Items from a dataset

-----

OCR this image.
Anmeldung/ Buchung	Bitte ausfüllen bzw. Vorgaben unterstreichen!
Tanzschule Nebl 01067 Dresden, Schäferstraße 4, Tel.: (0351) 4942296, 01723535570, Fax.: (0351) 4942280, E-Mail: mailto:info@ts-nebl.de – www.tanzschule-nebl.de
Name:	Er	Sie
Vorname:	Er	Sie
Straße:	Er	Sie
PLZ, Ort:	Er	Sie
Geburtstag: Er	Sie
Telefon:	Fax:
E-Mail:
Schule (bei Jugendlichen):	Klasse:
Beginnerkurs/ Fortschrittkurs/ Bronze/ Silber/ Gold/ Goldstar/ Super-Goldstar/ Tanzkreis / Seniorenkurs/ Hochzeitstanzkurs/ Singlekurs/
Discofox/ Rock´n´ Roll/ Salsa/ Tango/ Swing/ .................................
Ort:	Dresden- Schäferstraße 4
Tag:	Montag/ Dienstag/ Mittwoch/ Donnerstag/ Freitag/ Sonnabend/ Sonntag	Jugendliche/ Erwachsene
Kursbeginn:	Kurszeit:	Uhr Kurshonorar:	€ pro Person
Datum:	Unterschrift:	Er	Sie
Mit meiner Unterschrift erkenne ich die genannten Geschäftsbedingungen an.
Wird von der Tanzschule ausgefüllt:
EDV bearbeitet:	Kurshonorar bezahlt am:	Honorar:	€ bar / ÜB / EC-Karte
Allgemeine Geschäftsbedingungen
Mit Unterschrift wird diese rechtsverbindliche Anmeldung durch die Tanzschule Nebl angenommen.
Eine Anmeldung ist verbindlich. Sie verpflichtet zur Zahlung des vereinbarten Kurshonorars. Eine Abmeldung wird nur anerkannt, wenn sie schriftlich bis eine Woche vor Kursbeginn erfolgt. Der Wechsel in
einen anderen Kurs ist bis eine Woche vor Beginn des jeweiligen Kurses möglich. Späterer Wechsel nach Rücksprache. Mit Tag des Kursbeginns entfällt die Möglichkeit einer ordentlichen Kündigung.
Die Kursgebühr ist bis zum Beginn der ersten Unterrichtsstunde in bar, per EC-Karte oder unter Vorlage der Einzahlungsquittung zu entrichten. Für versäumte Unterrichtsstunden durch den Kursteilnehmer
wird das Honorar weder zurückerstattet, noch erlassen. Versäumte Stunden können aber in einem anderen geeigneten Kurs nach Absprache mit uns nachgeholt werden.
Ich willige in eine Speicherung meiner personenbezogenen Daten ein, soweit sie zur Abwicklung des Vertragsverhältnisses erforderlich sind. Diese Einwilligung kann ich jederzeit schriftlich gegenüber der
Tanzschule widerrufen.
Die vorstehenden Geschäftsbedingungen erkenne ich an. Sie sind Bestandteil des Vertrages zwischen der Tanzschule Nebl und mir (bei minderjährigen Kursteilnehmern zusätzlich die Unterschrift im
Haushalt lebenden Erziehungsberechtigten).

-----

* [WHAT YOU NEED TO DO]:
To complete this exercise, set down every line above exactly once more.

* [TASK RESPONSE]:
OCR this image.
Anmeldung/ Buchung	Bitte ausfüllen bzw. Vorgaben unterstreichen!
Tanzschule Nebl 01067 Dresden, Schäferstraße 4, Tel.: (0351) 4942296, 01723535570, Fax.: (0351) 4942280, E-Mail: mailto:info@ts-nebl.de – www.tanzschule-nebl.de
Name:	Er	Sie
Vorname:	Er	Sie
Straße:	Er	Sie
PLZ, Ort:	Er	Sie
Geburtstag: Er	Sie
Telefon:	Fax:
E-Mail:
Schule (bei Jugendlichen):	Klasse:
Beginnerkurs/ Fortschrittkurs/ Bronze/ Silber/ Gold/ Goldstar/ Super-Goldstar/ Tanzkreis / Seniorenkurs/ Hochzeitstanzkurs/ Singlekurs/
Discofox/ Rock´n´ Roll/ Salsa/ Tango/ Swing/ .................................
Ort:	Dresden- Schäferstraße 4
Tag:	Montag/ Dienstag/ Mittwoch/ Donnerstag/ Freitag/ Sonnabend/ Sonntag	Jugendliche/ Erwachsene
Kursbeginn:	Kurszeit:	Uhr Kurshonorar:	€ pro Person
Datum:	Unterschrift:	Er	Sie
Mit meiner Unterschrift erkenne ich die genannten Geschäftsbedingungen an.
Wird von der Tanzschule ausgefüllt:
EDV bearbeitet:	Kurshonorar bezahlt am:	Honorar:	€ bar / ÜB / EC-Karte
Allgemeine Geschäftsbedingungen
Mit Unterschrift wird diese rechtsverbindliche Anmeldung durch die Tanzschule Nebl angenommen.
Eine Anmeldung ist verbindlich. Sie verpflichtet zur Zahlung des vereinbarten Kurshonorars. Eine Abmeldung wird nur anerkannt, wenn sie schriftlich bis eine Woche vor Kursbeginn erfolgt. Der Wechsel in
einen anderen Kurs ist bis eine Woche vor Beginn des jeweiligen Kurses möglich. Späterer Wechsel nach Rücksprache. Mit Tag des Kursbeginns entfällt die Möglichkeit einer ordentlichen Kündigung.
Die Kursgebühr ist bis zum Beginn der ersten Unterrichtsstunde in bar, per EC-Karte oder unter Vorlage der Einzahlungsquittung zu entrichten. Für versäumte Unterrichtsstunden durch den Kursteilnehmer
wird das Honorar weder zurückerstattet, noch erlassen. Versäumte Stunden können aber in einem anderen geeigneten Kurs nach Absprache mit uns nachgeholt werden.
Ich willige in eine Speicherung meiner personenbezogenen Daten ein, soweit sie zur Abwicklung des Vertragsverhältnisses erforderlich sind. Diese Einwilligung kann ich jederzeit schriftlich gegenüber der
Tanzschule widerrufen.
Die vorstehenden Geschäftsbedingungen erkenne ich an. Sie sind Bestandteil des Vertrages zwischen der Tanzschule Nebl und mir (bei minderjährigen Kursteilnehmern zusätzlich die Unterschrift im
Haushalt lebenden Erziehungsberechtigten).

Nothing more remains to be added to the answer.